Reproduce the material from its first line through the line containing "602, 129, 624]", replacing "comment-photo" with "comment-image" and leaving everything else as it is.

(Element position data)
**********

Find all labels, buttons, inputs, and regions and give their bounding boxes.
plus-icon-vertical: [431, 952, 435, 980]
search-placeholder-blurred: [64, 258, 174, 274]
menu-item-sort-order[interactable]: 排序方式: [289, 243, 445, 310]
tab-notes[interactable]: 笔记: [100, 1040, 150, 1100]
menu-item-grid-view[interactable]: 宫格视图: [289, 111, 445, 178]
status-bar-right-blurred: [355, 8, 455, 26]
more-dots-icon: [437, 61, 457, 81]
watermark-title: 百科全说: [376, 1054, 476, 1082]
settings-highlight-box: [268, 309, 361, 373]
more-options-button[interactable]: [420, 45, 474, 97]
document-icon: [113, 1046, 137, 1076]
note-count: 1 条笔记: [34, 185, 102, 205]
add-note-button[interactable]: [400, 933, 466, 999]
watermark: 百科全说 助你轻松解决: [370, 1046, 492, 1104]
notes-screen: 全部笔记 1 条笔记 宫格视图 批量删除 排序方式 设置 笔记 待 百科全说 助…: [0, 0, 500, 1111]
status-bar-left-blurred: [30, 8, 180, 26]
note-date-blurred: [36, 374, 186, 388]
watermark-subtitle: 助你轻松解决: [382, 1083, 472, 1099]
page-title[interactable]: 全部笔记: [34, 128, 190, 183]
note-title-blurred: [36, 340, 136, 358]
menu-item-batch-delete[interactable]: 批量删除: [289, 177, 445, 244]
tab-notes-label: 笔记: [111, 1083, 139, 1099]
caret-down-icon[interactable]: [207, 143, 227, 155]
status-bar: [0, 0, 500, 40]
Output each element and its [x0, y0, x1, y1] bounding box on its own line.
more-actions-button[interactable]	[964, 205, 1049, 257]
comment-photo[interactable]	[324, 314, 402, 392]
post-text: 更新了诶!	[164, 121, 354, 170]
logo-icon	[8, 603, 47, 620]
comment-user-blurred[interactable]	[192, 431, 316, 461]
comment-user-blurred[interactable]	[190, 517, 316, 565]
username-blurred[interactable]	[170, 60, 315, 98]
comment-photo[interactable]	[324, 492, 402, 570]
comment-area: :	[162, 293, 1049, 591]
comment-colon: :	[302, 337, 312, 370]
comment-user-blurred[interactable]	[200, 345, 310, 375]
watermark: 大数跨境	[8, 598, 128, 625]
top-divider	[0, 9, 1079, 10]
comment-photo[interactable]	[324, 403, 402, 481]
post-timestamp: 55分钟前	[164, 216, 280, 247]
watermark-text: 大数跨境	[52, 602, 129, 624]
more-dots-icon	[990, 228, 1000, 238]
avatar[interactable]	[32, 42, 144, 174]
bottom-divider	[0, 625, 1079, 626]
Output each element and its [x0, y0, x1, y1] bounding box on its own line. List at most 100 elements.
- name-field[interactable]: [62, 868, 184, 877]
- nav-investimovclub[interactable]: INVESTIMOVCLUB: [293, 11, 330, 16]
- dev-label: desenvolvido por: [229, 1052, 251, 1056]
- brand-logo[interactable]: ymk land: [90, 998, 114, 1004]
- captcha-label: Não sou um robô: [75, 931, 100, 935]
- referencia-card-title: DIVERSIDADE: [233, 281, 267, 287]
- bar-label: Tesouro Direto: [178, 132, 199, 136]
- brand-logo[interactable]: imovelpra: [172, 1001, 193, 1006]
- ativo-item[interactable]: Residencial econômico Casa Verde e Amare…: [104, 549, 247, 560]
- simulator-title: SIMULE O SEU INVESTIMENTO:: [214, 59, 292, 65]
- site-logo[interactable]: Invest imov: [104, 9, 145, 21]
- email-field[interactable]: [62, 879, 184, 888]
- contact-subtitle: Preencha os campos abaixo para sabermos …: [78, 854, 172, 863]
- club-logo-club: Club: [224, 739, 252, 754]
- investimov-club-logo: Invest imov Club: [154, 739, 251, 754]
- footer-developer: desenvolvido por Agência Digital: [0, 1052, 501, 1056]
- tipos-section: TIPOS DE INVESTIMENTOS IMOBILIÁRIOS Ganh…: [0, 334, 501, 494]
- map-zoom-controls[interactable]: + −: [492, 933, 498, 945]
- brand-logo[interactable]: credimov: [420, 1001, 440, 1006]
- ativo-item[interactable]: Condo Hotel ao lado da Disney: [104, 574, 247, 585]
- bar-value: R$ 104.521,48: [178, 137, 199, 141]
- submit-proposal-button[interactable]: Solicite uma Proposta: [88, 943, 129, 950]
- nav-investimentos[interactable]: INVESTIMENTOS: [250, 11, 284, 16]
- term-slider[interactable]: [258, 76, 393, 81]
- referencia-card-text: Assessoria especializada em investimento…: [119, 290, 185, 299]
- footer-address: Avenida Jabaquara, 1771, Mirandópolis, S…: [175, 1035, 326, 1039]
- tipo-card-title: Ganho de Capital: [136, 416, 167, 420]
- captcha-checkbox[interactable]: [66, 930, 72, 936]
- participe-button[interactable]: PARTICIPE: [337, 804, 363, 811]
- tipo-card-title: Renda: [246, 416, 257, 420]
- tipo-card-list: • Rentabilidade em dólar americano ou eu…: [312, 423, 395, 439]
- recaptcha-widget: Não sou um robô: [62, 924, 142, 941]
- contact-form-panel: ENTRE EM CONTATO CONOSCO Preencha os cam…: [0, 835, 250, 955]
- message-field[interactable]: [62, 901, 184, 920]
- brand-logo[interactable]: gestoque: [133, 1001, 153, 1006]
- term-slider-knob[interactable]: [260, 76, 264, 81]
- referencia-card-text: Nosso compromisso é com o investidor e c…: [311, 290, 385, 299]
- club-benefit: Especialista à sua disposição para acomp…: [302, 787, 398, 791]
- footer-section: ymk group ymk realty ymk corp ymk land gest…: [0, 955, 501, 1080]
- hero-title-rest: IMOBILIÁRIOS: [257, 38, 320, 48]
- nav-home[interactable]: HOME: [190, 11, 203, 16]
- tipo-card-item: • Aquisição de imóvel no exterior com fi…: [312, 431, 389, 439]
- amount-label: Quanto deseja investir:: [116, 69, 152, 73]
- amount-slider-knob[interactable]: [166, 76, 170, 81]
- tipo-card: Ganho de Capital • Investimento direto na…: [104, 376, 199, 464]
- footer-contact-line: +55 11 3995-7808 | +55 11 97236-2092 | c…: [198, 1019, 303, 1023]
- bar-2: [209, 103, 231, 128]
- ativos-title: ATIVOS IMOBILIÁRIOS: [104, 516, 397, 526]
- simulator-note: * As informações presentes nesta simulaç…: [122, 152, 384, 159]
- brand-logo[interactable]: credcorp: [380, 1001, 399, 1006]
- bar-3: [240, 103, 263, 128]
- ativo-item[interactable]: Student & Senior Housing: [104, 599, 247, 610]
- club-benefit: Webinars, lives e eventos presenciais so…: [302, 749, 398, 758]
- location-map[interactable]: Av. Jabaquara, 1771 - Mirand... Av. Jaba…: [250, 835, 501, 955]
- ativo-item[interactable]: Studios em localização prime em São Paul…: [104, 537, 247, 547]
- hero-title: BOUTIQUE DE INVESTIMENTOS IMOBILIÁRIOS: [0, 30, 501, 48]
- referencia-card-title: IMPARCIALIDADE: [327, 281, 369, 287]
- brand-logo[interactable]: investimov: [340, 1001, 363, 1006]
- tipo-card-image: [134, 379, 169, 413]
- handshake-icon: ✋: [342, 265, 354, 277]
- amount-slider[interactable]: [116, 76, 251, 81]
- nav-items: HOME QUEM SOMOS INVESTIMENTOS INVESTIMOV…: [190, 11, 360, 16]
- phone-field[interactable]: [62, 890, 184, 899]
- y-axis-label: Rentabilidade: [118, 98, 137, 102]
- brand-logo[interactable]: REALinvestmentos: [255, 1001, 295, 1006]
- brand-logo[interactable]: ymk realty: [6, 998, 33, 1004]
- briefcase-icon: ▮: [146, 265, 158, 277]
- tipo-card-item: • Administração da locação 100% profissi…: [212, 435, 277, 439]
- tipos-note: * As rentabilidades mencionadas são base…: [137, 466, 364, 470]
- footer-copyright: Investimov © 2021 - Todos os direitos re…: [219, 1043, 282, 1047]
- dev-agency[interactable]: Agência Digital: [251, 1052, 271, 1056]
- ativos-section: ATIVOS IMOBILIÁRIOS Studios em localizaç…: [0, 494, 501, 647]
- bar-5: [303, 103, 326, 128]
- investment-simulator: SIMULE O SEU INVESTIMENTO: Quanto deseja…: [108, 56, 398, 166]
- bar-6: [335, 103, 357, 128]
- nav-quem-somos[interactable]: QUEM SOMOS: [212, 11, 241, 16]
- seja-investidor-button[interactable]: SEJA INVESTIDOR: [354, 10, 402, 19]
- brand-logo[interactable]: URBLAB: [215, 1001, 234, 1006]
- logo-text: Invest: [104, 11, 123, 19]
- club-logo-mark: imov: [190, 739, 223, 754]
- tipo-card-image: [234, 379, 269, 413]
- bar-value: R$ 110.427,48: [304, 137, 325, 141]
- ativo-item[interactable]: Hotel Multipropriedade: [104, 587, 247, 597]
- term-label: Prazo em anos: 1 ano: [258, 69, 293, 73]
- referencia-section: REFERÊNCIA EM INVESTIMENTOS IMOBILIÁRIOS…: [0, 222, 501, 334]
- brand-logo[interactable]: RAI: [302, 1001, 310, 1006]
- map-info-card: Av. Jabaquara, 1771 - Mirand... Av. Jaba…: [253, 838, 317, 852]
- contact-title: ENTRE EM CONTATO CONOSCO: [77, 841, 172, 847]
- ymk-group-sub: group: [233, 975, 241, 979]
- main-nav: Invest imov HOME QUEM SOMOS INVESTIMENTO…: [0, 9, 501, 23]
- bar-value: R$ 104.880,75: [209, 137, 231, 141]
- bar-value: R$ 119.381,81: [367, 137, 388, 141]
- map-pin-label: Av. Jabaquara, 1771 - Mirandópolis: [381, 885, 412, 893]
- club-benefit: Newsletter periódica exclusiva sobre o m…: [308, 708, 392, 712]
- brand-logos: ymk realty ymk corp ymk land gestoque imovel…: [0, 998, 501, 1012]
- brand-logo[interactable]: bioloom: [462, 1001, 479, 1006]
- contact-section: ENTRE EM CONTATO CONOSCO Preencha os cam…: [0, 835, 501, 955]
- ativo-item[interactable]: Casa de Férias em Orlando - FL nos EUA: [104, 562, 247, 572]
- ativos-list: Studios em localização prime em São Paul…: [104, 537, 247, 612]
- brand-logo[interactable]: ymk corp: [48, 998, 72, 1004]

**********

## EXERCISE SOLUTION
Find all labels, buttons, inputs, and regions and give their bounding boxes.
plus-icon-vertical: [431, 952, 435, 980]
search-placeholder-blurred: [64, 258, 174, 274]
menu-item-sort-order[interactable]: 排序方式: [289, 243, 445, 310]
tab-notes[interactable]: 笔记: [100, 1040, 150, 1100]
menu-item-grid-view[interactable]: 宫格视图: [289, 111, 445, 178]
status-bar-right-blurred: [355, 8, 455, 26]
more-dots-icon: [437, 61, 457, 81]
watermark-title: 百科全说: [376, 1054, 476, 1082]
settings-highlight-box: [268, 309, 361, 373]
more-options-button[interactable]: [420, 45, 474, 97]
document-icon: [113, 1046, 137, 1076]
note-count: 1 条笔记: [34, 185, 102, 205]
add-note-button[interactable]: [400, 933, 466, 999]
watermark: 百科全说 助你轻松解决: [370, 1046, 492, 1104]
notes-screen: 全部笔记 1 条笔记 宫格视图 批量删除 排序方式 设置 笔记 待 百科全说 助…: [0, 0, 500, 1111]
status-bar-left-blurred: [30, 8, 180, 26]
note-date-blurred: [36, 374, 186, 388]
watermark-subtitle: 助你轻松解决: [382, 1083, 472, 1099]
page-title[interactable]: 全部笔记: [34, 128, 190, 183]
note-title-blurred: [36, 340, 136, 358]
menu-item-batch-delete[interactable]: 批量删除: [289, 177, 445, 244]
tab-notes-label: 笔记: [111, 1083, 139, 1099]
caret-down-icon[interactable]: [207, 143, 227, 155]
status-bar: [0, 0, 500, 40]
Output each element and its [x0, y0, x1, y1] bounding box on its own line.
more-actions-button[interactable]	[964, 205, 1049, 257]
comment-image[interactable]	[324, 314, 402, 392]
post-text: 更新了诶!	[164, 121, 354, 170]
logo-icon	[8, 603, 47, 620]
comment-user-blurred[interactable]	[192, 431, 316, 461]
comment-user-blurred[interactable]	[190, 517, 316, 565]
username-blurred[interactable]	[170, 60, 315, 98]
comment-image[interactable]	[324, 492, 402, 570]
comment-area: :	[162, 293, 1049, 591]
comment-colon: :	[302, 337, 312, 370]
comment-user-blurred[interactable]	[200, 345, 310, 375]
watermark: 大数跨境	[8, 598, 128, 625]
top-divider	[0, 9, 1079, 10]
comment-image[interactable]	[324, 403, 402, 481]
post-timestamp: 55分钟前	[164, 216, 280, 247]
watermark-text: 大数跨境	[52, 602, 129, 624]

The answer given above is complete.